** Aim **
From the line with "Transcribe the text in this document." to the final line of the records, reproduce every line exactly and only those lines.

(Extracted data entries)
┌──

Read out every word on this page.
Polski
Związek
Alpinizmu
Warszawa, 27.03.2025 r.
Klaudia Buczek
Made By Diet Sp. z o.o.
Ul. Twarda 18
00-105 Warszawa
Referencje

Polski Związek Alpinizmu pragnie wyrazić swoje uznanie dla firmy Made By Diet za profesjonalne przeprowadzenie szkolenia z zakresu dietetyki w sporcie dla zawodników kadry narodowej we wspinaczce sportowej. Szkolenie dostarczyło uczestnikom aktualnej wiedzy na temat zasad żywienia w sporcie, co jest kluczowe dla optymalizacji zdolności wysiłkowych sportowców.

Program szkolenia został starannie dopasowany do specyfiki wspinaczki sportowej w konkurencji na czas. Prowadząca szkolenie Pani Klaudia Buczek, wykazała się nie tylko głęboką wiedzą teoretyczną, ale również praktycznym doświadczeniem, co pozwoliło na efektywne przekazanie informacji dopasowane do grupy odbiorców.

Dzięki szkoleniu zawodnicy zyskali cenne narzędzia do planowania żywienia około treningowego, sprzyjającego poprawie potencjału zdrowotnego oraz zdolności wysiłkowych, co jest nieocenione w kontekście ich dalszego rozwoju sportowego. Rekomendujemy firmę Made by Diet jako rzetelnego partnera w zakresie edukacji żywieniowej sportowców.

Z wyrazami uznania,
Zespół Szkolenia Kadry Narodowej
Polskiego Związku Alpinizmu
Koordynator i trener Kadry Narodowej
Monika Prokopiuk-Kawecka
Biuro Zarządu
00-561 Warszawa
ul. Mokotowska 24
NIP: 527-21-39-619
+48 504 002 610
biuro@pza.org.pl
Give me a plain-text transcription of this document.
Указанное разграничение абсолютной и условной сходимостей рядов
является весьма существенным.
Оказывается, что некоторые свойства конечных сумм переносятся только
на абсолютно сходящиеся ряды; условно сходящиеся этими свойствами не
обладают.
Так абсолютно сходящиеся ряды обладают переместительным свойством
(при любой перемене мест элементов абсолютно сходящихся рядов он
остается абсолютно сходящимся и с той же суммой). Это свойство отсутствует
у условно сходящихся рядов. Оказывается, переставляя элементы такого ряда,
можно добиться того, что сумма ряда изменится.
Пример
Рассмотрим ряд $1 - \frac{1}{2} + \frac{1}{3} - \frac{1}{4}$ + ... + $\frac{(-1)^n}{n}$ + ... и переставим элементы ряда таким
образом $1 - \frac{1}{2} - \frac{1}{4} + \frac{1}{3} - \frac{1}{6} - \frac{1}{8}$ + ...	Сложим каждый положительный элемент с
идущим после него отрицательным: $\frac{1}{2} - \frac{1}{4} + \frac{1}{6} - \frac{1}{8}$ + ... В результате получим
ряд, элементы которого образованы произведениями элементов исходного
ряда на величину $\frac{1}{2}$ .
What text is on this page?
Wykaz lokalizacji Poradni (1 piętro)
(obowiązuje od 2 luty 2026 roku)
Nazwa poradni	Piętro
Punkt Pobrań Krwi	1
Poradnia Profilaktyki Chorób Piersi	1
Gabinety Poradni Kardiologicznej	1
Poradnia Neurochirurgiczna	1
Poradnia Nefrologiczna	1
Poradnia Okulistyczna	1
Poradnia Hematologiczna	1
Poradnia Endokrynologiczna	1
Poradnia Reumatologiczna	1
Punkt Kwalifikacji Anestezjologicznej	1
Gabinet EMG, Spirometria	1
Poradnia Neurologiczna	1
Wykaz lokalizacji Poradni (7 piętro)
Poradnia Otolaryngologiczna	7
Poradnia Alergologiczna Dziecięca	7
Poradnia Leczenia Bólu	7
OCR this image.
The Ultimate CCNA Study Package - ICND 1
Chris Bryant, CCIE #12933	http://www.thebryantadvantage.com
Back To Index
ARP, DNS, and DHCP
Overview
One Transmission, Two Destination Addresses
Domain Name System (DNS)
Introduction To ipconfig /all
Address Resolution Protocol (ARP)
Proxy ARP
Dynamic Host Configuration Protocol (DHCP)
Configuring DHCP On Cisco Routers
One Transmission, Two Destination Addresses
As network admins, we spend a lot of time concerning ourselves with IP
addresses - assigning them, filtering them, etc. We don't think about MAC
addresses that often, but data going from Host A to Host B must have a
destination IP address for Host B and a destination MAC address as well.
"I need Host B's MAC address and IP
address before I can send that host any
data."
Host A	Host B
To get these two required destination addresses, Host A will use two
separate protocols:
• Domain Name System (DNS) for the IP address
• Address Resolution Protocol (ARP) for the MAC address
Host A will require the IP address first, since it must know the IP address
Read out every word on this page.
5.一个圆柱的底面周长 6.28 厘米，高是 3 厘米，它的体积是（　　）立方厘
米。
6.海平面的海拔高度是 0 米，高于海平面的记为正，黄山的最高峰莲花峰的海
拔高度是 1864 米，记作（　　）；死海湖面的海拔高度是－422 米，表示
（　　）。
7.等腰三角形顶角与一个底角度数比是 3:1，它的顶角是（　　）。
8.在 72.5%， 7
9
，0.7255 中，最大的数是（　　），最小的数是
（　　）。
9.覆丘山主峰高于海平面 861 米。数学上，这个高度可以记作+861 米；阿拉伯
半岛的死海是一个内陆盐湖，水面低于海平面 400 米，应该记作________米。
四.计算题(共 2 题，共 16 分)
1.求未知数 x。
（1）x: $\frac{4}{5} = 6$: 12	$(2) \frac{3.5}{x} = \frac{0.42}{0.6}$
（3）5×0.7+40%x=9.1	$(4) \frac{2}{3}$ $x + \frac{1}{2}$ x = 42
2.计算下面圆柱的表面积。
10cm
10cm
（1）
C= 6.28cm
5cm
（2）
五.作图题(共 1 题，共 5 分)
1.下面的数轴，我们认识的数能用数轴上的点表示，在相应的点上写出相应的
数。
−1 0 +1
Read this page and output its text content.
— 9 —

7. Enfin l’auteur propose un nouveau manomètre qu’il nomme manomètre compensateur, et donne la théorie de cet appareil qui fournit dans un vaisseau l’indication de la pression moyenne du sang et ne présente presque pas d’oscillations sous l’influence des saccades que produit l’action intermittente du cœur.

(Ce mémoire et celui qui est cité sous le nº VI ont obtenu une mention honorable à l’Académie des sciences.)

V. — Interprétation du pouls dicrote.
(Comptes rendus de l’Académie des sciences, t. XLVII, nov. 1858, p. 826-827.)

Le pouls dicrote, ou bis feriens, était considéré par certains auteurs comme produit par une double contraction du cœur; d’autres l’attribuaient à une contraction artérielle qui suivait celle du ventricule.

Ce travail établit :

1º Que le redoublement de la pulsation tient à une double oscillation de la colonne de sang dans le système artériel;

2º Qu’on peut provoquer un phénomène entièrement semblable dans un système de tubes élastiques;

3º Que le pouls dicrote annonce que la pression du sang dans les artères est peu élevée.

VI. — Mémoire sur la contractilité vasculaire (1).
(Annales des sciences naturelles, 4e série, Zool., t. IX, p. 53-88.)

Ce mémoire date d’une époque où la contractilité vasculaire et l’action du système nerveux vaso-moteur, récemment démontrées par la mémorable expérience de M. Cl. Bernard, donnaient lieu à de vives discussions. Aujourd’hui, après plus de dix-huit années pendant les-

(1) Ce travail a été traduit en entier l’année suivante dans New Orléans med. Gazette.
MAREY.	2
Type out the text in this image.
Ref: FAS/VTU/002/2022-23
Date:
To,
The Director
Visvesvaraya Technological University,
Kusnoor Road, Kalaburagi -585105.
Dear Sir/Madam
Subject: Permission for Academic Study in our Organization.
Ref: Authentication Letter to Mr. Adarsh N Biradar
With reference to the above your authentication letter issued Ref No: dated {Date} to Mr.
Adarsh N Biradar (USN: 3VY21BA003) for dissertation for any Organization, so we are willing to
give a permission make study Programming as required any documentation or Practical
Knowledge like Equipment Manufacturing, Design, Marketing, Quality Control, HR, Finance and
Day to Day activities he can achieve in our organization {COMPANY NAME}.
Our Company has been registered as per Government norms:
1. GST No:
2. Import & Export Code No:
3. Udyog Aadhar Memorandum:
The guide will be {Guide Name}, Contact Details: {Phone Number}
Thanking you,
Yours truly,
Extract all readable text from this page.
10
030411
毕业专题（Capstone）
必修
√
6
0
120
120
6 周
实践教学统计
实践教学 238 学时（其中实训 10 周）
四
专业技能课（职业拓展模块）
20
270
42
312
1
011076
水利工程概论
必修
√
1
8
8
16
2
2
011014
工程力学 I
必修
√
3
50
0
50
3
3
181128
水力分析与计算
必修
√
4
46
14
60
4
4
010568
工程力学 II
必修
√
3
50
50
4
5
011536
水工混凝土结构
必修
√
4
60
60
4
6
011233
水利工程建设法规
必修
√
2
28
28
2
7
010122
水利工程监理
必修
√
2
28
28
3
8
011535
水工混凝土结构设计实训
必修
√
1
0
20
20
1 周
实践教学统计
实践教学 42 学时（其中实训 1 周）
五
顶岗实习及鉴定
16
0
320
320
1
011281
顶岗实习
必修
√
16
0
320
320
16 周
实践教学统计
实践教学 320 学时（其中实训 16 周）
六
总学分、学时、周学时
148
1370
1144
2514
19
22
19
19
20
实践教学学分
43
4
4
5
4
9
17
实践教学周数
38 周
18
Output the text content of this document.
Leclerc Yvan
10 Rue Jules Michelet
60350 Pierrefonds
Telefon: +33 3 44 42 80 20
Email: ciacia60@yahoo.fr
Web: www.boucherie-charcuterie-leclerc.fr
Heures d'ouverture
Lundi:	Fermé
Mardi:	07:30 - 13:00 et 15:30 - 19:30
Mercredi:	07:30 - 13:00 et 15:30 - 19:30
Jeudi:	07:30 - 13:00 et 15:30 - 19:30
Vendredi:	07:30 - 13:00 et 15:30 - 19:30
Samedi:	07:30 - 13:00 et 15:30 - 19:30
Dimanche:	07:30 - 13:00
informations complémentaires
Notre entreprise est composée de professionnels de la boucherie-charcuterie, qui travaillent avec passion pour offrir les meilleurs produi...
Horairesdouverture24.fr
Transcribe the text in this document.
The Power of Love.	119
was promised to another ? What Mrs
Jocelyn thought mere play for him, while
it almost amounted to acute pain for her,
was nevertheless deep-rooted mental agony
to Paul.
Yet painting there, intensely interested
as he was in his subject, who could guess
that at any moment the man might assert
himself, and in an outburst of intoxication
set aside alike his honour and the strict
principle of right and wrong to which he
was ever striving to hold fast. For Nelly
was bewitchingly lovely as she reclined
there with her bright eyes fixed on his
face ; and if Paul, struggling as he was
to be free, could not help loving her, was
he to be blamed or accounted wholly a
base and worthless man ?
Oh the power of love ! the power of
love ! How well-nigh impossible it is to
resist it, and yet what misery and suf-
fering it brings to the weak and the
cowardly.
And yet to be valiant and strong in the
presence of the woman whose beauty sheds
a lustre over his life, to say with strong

└──

** Correct result **
Transcribe the text in this document.
The Power of Love.	119
was promised to another ? What Mrs
Jocelyn thought mere play for him, while
it almost amounted to acute pain for her,
was nevertheless deep-rooted mental agony
to Paul.
Yet painting there, intensely interested
as he was in his subject, who could guess
that at any moment the man might assert
himself, and in an outburst of intoxication
set aside alike his honour and the strict
principle of right and wrong to which he
was ever striving to hold fast. For Nelly
was bewitchingly lovely as she reclined
there with her bright eyes fixed on his
face ; and if Paul, struggling as he was
to be free, could not help loving her, was
he to be blamed or accounted wholly a
base and worthless man ?
Oh the power of love ! the power of
love ! How well-nigh impossible it is to
resist it, and yet what misery and suf-
fering it brings to the weak and the
cowardly.
And yet to be valiant and strong in the
presence of the woman whose beauty sheds
a lustre over his life, to say with strong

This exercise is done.